> EXERCISE DATA
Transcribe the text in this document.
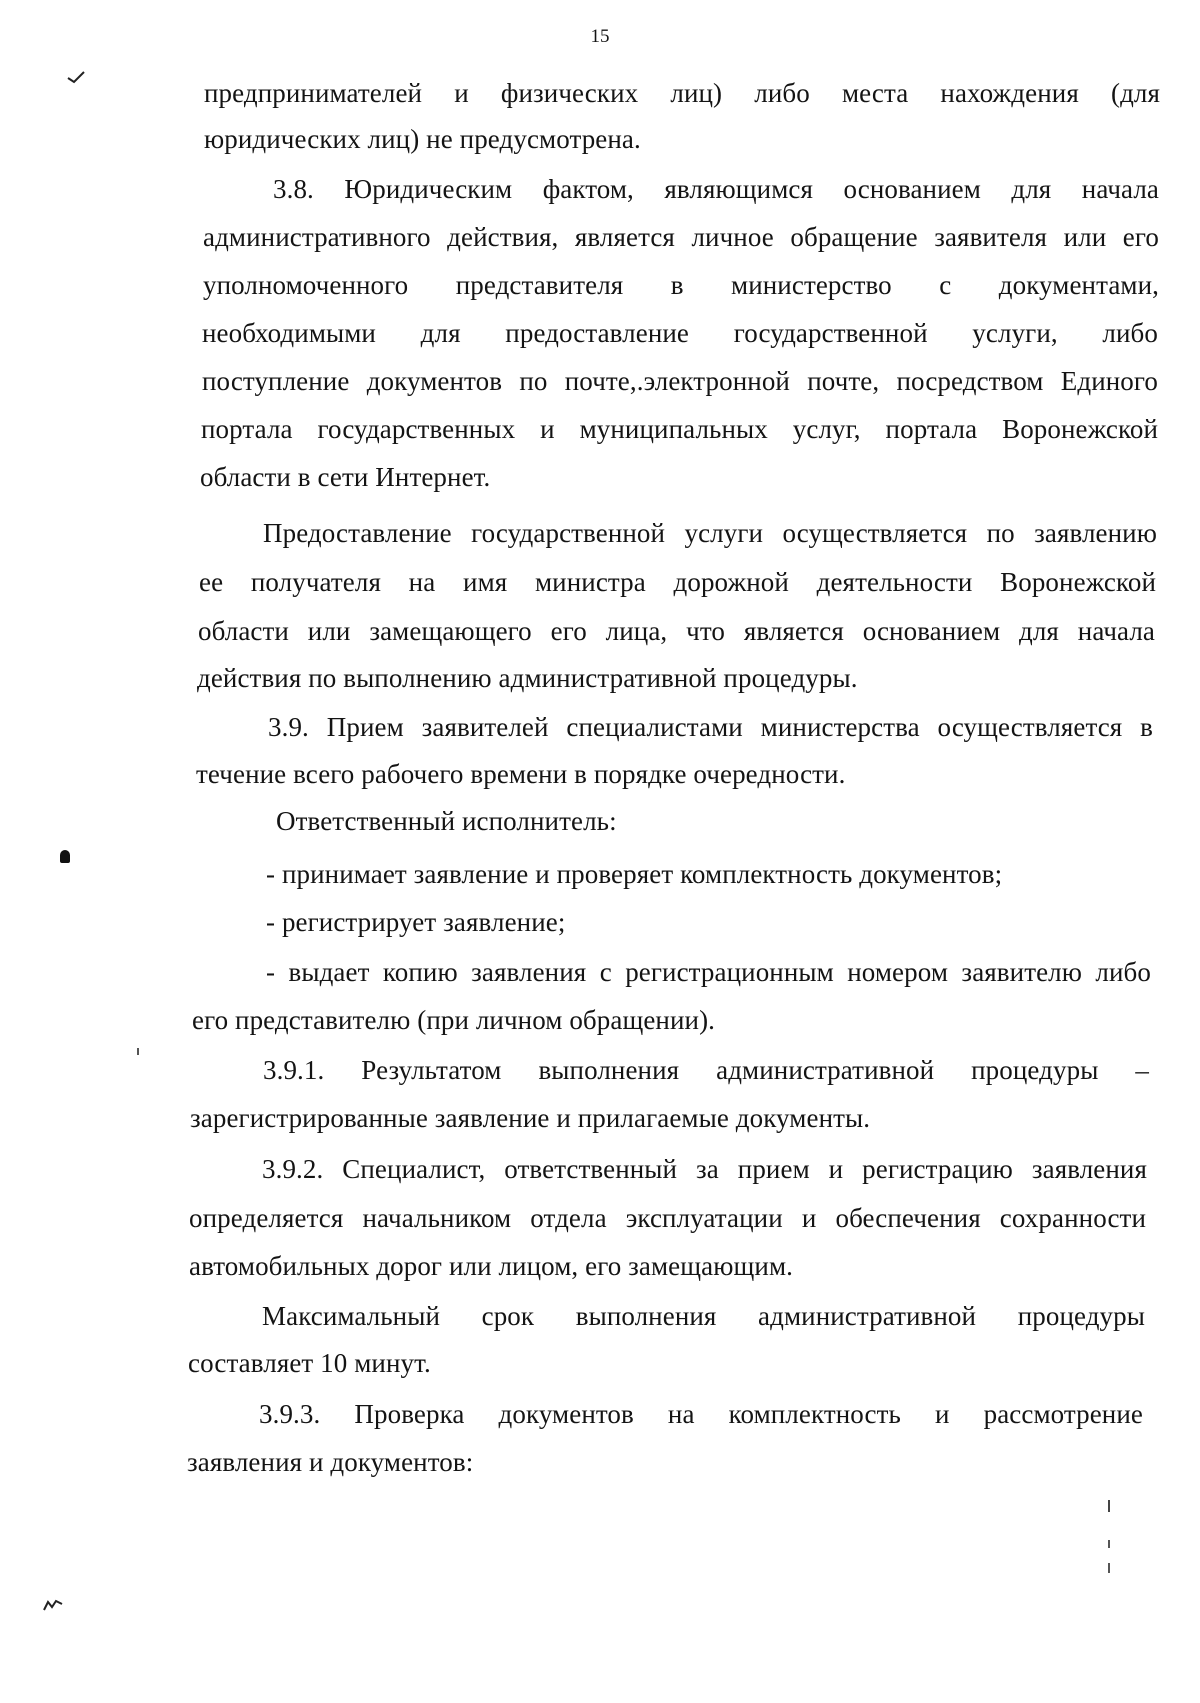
15
предпринимателей и физических лиц) либо места нахождения (для
юридических лиц) не предусмотрена.
3.8. Юридическим фактом, являющимся основанием для начала
административного действия, является личное обращение заявителя или его
уполномоченного представителя в министерство с документами,
необходимыми для предоставление государственной услуги, либо
поступление документов по почте,.электронной почте, посредством Единого
портала государственных и муниципальных услуг, портала Воронежской
области в сети Интернет.
Предоставление государственной услуги осуществляется по заявлению
ее получателя на имя министра дорожной деятельности Воронежской
области или замещающего его лица, что является основанием для начала
действия по выполнению административной процедуры.
3.9. Прием заявителей специалистами министерства осуществляется в
течение всего рабочего времени в порядке очередности.
Ответственный исполнитель:
- принимает заявление и проверяет комплектность документов;
- регистрирует заявление;
- выдает копию заявления с регистрационным номером заявителю либо
его представителю (при личном обращении).
3.9.1. Результатом выполнения административной процедуры –
зарегистрированные заявление и прилагаемые документы.
3.9.2. Специалист, ответственный за прием и регистрацию заявления
определяется начальником отдела эксплуатации и обеспечения сохранности
автомобильных дорог или лицом, его замещающим.
Максимальный срок выполнения административной процедуры
составляет 10 минут.
3.9.3. Проверка документов на комплектность и рассмотрение
заявления и документов:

> STATED PROBLEM
Could you reproduce every record above exactly, leaving out the pictures?

> EXERCISE ANSWER
Transcribe the text in this document.
15
предпринимателей и физических лиц) либо места нахождения (для
юридических лиц) не предусмотрена.
3.8. Юридическим фактом, являющимся основанием для начала
административного действия, является личное обращение заявителя или его
уполномоченного представителя в министерство с документами,
необходимыми для предоставление государственной услуги, либо
поступление документов по почте,.электронной почте, посредством Единого
портала государственных и муниципальных услуг, портала Воронежской
области в сети Интернет.
Предоставление государственной услуги осуществляется по заявлению
ее получателя на имя министра дорожной деятельности Воронежской
области или замещающего его лица, что является основанием для начала
действия по выполнению административной процедуры.
3.9. Прием заявителей специалистами министерства осуществляется в
течение всего рабочего времени в порядке очередности.
Ответственный исполнитель:
- принимает заявление и проверяет комплектность документов;
- регистрирует заявление;
- выдает копию заявления с регистрационным номером заявителю либо
его представителю (при личном обращении).
3.9.1. Результатом выполнения административной процедуры –
зарегистрированные заявление и прилагаемые документы.
3.9.2. Специалист, ответственный за прием и регистрацию заявления
определяется начальником отдела эксплуатации и обеспечения сохранности
автомобильных дорог или лицом, его замещающим.
Максимальный срок выполнения административной процедуры
составляет 10 минут.
3.9.3. Проверка документов на комплектность и рассмотрение
заявления и документов:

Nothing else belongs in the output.